What needs to be done: Transcribe the listing in full, excluding any pictures.

A run of records
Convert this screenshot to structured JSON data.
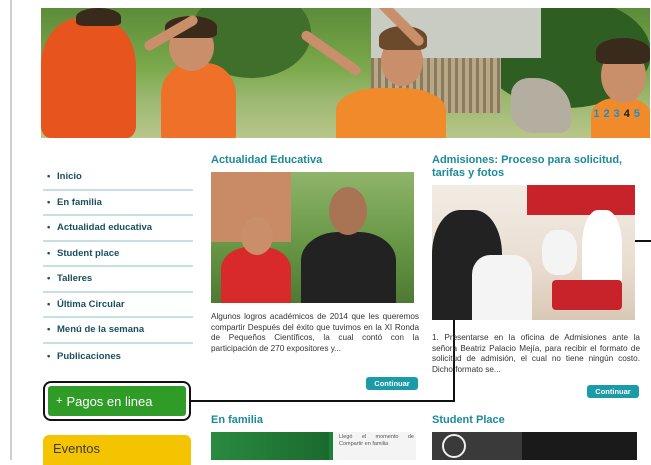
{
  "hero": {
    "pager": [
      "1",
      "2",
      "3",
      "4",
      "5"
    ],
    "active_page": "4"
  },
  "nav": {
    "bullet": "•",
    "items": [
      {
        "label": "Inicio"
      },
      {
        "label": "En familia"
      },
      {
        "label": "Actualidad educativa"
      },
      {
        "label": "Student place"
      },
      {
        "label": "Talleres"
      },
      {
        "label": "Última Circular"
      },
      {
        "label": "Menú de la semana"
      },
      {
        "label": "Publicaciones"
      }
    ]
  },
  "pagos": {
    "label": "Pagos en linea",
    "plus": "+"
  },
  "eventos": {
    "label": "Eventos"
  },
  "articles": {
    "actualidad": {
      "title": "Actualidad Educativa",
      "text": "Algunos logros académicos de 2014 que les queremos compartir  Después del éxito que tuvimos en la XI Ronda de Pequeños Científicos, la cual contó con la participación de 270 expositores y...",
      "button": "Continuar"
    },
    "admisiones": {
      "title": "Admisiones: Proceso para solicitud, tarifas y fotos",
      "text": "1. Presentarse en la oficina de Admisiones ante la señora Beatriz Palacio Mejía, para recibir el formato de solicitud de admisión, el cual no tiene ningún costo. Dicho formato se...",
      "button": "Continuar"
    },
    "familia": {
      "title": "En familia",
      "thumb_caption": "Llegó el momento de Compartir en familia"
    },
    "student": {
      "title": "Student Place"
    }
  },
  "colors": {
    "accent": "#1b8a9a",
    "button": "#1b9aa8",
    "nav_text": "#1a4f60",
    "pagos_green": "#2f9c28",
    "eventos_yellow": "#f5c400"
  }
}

The output:
Convert this screenshot to structured JSON data.
{
  "hero": {
    "pager": [
      "1",
      "2",
      "3",
      "4",
      "5"
    ],
    "active_page": "4"
  },
  "nav": {
    "bullet": "•",
    "items": [
      {
        "label": "Inicio"
      },
      {
        "label": "En familia"
      },
      {
        "label": "Actualidad educativa"
      },
      {
        "label": "Student place"
      },
      {
        "label": "Talleres"
      },
      {
        "label": "Última Circular"
      },
      {
        "label": "Menú de la semana"
      },
      {
        "label": "Publicaciones"
      }
    ]
  },
  "pagos": {
    "label": "Pagos en linea",
    "plus": "+"
  },
  "eventos": {
    "label": "Eventos"
  },
  "articles": {
    "actualidad": {
      "title": "Actualidad Educativa",
      "text": "Algunos logros académicos de 2014 que les queremos compartir  Después del éxito que tuvimos en la XI Ronda de Pequeños Científicos, la cual contó con la participación de 270 expositores y...",
      "button": "Continuar"
    },
    "admisiones": {
      "title": "Admisiones: Proceso para solicitud, tarifas y fotos",
      "text": "1. Presentarse en la oficina de Admisiones ante la señora Beatriz Palacio Mejía, para recibir el formato de solicitud de admisión, el cual no tiene ningún costo. Dicho formato se...",
      "button": "Continuar"
    },
    "familia": {
      "title": "En familia",
      "thumb_caption": "Llegó el momento de Compartir en familia"
    },
    "student": {
      "title": "Student Place"
    }
  },
  "colors": {
    "accent": "#1b8a9a",
    "button": "#1b9aa8",
    "nav_text": "#1a4f60",
    "pagos_green": "#2f9c28",
    "eventos_yellow": "#f5c400"
  }
}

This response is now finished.